Task goal:
Find the line containing "What does this", then return it and every line after it through the end of the records, exactly. Leave out pictures.

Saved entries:
□ □ □ □
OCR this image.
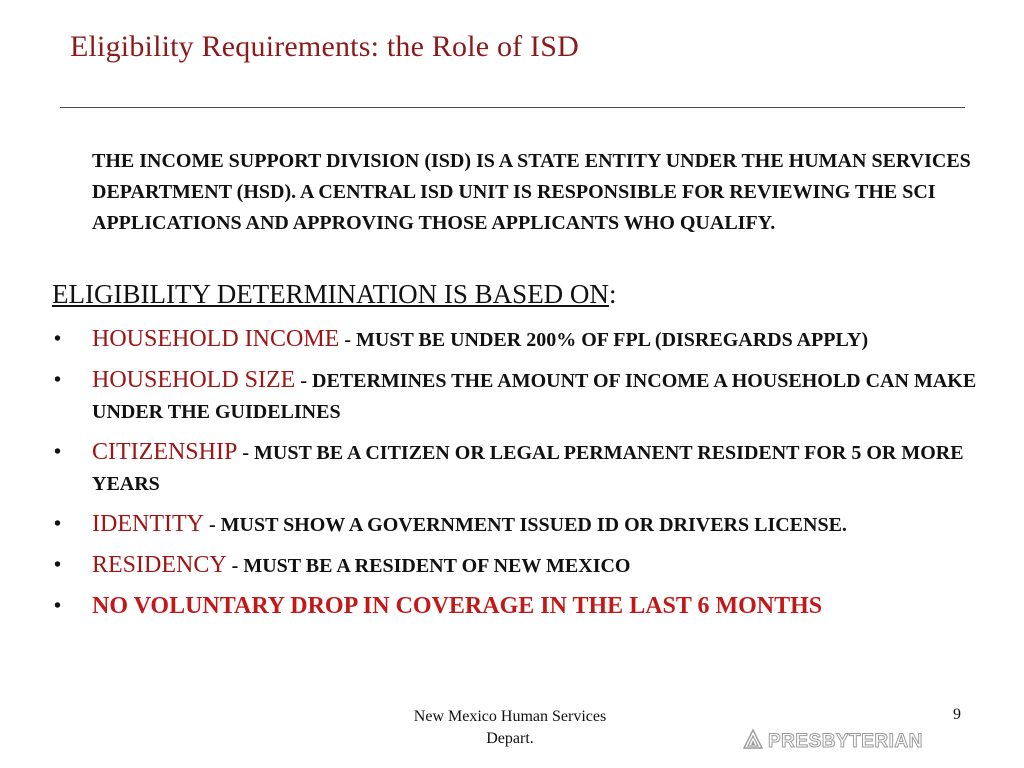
Eligibility Requirements: the Role of ISD

THE INCOME SUPPORT DIVISION (ISD) IS A STATE ENTITY UNDER THE HUMAN SERVICES DEPARTMENT (HSD). A CENTRAL ISD UNIT IS RESPONSIBLE FOR REVIEWING THE SCI APPLICATIONS AND APPROVING THOSE APPLICANTS WHO QUALIFY.

ELIGIBILITY DETERMINATION IS BASED ON:
• HOUSEHOLD INCOME - MUST BE UNDER 200% OF FPL (DISREGARDS APPLY)
• HOUSEHOLD SIZE - DETERMINES THE AMOUNT OF INCOME A HOUSEHOLD CAN MAKE UNDER THE GUIDELINES
• CITIZENSHIP - MUST BE A CITIZEN OR LEGAL PERMANENT RESIDENT FOR 5 OR MORE YEARS
• IDENTITY - MUST SHOW A GOVERNMENT ISSUED ID OR DRIVERS LICENSE.
• RESIDENCY - MUST BE A RESIDENT OF NEW MEXICO
• NO VOLUNTARY DROP IN COVERAGE IN THE LAST 6 MONTHS
New Mexico Human Services
Depart.
9
PRESBYTERIAN
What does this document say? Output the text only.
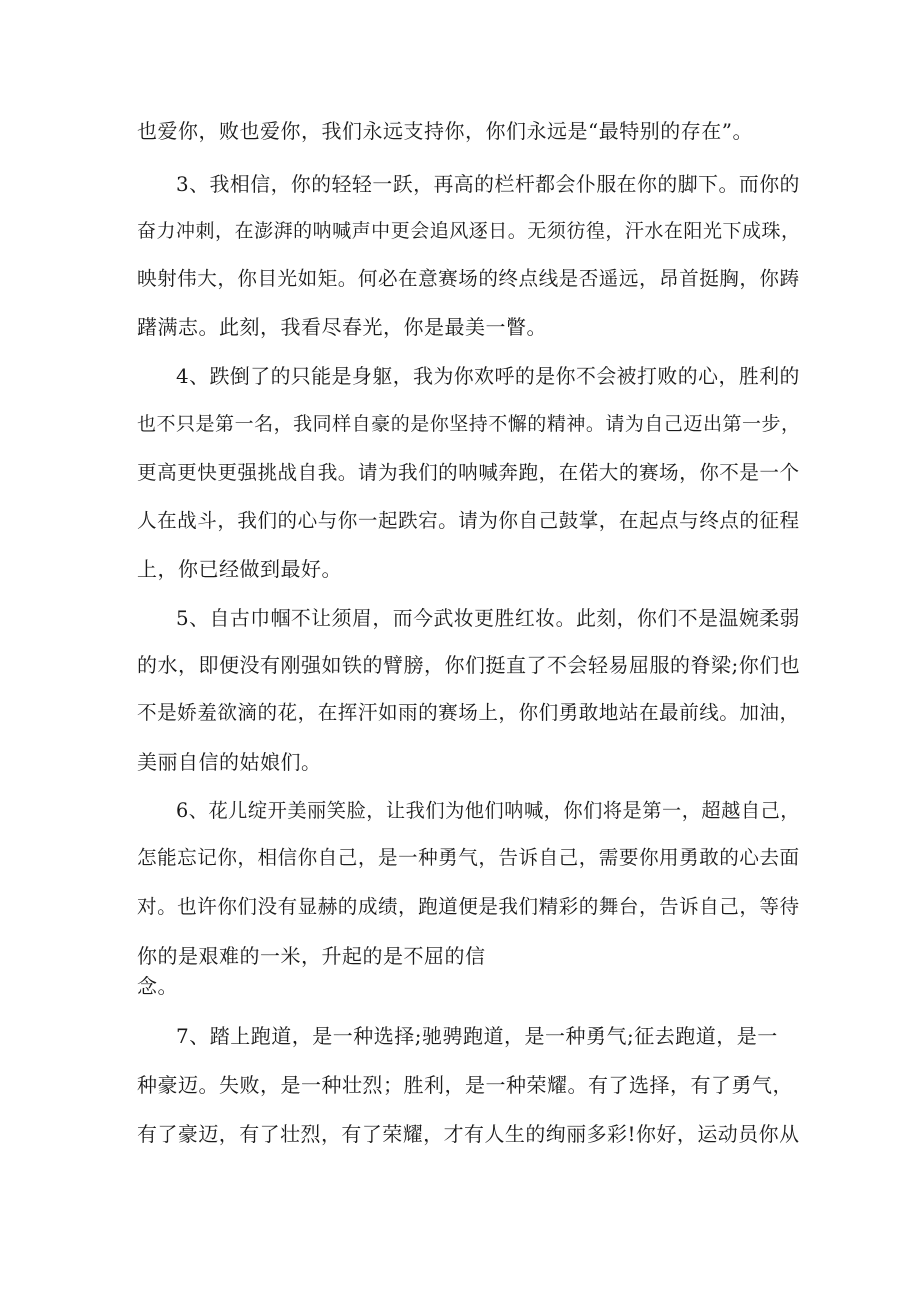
也爱你，败也爱你，我们永远支持你，你们永远是“最特别的存在”。

3、我相信，你的轻轻一跃，再高的栏杆都会仆服在你的脚下。而你的

奋力冲刺，在澎湃的呐喊声中更会追风逐日。无须彷徨，汗水在阳光下成珠，

映射伟大，你目光如矩。何必在意赛场的终点线是否遥远，昂首挺胸，你踌

躇满志。此刻，我看尽春光，你是最美一瞥。

4、跌倒了的只能是身躯，我为你欢呼的是你不会被打败的心，胜利的

也不只是第一名，我同样自豪的是你坚持不懈的精神。请为自己迈出第一步，

更高更快更强挑战自我。请为我们的呐喊奔跑，在偌大的赛场，你不是一个

人在战斗，我们的心与你一起跌宕。请为你自己鼓掌，在起点与终点的征程

上，你已经做到最好。

5、自古巾帼不让须眉，而今武妆更胜红妆。此刻，你们不是温婉柔弱

的水，即便没有刚强如铁的臂膀，你们挺直了不会轻易屈服的脊梁;你们也

不是娇羞欲滴的花，在挥汗如雨的赛场上，你们勇敢地站在最前线。加油，

美丽自信的姑娘们。

6、花儿绽开美丽笑脸，让我们为他们呐喊，你们将是第一，超越自己，

怎能忘记你，相信你自己，是一种勇气，告诉自己，需要你用勇敢的心去面

对。也许你们没有显赫的成绩，跑道便是我们精彩的舞台，告诉自己，等待

你的是艰难的一米，升起的是不屈的信

念。

7、踏上跑道，是一种选择;驰骋跑道，是一种勇气;征去跑道，是一

种豪迈。失败，是一种壮烈；胜利，是一种荣耀。有了选择，有了勇气，

有了豪迈，有了壮烈，有了荣耀，才有人生的绚丽多彩!你好，运动员你从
□ □ □ □
Task response:
What does this document say? Output the text only.
也爱你，败也爱你，我们永远支持你，你们永远是“最特别的存在”。

3、我相信，你的轻轻一跃，再高的栏杆都会仆服在你的脚下。而你的

奋力冲刺，在澎湃的呐喊声中更会追风逐日。无须彷徨，汗水在阳光下成珠，

映射伟大，你目光如矩。何必在意赛场的终点线是否遥远，昂首挺胸，你踌

躇满志。此刻，我看尽春光，你是最美一瞥。

4、跌倒了的只能是身躯，我为你欢呼的是你不会被打败的心，胜利的

也不只是第一名，我同样自豪的是你坚持不懈的精神。请为自己迈出第一步，

更高更快更强挑战自我。请为我们的呐喊奔跑，在偌大的赛场，你不是一个

人在战斗，我们的心与你一起跌宕。请为你自己鼓掌，在起点与终点的征程

上，你已经做到最好。

5、自古巾帼不让须眉，而今武妆更胜红妆。此刻，你们不是温婉柔弱

的水，即便没有刚强如铁的臂膀，你们挺直了不会轻易屈服的脊梁;你们也

不是娇羞欲滴的花，在挥汗如雨的赛场上，你们勇敢地站在最前线。加油，

美丽自信的姑娘们。

6、花儿绽开美丽笑脸，让我们为他们呐喊，你们将是第一，超越自己，

怎能忘记你，相信你自己，是一种勇气，告诉自己，需要你用勇敢的心去面

对。也许你们没有显赫的成绩，跑道便是我们精彩的舞台，告诉自己，等待

你的是艰难的一米，升起的是不屈的信

念。

7、踏上跑道，是一种选择;驰骋跑道，是一种勇气;征去跑道，是一

种豪迈。失败，是一种壮烈；胜利，是一种荣耀。有了选择，有了勇气，

有了豪迈，有了壮烈，有了荣耀，才有人生的绚丽多彩!你好，运动员你从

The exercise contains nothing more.